** START AVAILABLE RECORDS **

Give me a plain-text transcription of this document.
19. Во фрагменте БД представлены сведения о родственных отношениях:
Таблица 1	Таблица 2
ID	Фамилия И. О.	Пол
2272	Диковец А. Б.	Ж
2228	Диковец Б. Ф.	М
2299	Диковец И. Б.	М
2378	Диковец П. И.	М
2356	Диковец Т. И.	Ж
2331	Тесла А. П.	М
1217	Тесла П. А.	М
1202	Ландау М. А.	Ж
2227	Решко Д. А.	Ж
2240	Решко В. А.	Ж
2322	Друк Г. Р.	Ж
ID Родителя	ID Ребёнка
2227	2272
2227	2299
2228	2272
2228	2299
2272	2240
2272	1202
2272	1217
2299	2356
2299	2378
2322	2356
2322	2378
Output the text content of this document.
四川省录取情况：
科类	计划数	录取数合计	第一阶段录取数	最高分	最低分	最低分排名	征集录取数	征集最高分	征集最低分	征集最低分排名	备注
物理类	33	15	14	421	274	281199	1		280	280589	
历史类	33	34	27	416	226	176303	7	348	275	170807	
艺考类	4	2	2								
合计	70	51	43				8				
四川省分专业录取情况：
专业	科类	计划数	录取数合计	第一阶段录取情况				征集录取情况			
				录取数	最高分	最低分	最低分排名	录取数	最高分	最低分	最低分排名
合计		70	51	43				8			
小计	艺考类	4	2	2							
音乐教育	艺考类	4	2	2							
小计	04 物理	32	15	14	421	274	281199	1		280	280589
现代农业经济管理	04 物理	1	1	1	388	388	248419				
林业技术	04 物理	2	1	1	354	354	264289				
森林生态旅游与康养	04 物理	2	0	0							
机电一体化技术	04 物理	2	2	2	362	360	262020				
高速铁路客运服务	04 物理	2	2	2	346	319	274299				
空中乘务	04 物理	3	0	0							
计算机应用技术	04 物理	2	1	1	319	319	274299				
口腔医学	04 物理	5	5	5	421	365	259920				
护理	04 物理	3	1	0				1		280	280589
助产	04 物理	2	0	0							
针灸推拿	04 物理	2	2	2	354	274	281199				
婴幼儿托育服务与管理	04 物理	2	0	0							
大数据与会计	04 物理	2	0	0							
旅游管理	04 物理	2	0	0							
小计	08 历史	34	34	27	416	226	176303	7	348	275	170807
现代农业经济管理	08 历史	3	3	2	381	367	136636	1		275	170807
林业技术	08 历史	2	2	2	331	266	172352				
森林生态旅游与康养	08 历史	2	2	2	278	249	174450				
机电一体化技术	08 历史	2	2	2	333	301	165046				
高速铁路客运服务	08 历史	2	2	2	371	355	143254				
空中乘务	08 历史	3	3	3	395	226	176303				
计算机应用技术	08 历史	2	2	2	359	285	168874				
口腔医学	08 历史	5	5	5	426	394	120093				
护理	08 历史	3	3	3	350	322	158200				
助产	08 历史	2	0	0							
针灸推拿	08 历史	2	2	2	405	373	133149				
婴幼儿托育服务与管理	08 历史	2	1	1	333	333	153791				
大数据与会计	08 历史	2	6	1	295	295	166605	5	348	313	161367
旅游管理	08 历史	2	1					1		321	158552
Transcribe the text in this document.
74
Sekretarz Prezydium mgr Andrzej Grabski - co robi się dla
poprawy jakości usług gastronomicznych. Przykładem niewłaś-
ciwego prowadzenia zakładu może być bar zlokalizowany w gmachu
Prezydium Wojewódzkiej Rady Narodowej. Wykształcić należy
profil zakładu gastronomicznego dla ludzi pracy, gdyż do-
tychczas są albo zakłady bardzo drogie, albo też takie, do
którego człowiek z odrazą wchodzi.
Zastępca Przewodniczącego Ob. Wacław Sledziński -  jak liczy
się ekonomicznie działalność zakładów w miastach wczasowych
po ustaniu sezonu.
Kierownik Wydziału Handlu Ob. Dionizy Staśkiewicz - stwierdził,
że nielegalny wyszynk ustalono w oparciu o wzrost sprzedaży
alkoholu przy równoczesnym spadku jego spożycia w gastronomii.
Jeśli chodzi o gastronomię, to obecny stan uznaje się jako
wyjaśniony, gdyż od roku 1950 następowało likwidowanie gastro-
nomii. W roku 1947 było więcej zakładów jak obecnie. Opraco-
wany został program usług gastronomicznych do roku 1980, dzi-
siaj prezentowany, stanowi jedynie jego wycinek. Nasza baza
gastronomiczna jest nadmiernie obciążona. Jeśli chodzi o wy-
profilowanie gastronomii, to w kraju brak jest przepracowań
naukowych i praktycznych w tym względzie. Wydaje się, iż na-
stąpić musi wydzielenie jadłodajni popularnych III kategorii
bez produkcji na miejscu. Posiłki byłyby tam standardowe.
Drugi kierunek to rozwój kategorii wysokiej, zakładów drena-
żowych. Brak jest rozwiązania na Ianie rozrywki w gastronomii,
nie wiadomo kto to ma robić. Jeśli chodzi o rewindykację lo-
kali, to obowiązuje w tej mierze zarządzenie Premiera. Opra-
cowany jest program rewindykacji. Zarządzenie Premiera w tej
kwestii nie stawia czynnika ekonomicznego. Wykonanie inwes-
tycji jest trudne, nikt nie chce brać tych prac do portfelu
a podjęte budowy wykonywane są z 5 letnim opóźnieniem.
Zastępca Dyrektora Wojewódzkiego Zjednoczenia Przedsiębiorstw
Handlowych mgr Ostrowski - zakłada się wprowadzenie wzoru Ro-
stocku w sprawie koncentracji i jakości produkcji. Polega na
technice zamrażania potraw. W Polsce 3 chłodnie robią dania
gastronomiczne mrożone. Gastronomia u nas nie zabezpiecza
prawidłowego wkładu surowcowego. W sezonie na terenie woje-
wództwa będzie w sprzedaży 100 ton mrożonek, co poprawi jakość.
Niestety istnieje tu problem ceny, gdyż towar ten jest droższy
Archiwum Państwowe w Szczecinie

** END AVAILABLE RECORDS **

▸ WHAT YOU WILL DO
Each line that holds the string "高速铁路客运服务" counts once; give the total and nothing else.

▸ EXERCISE RESPONSE
2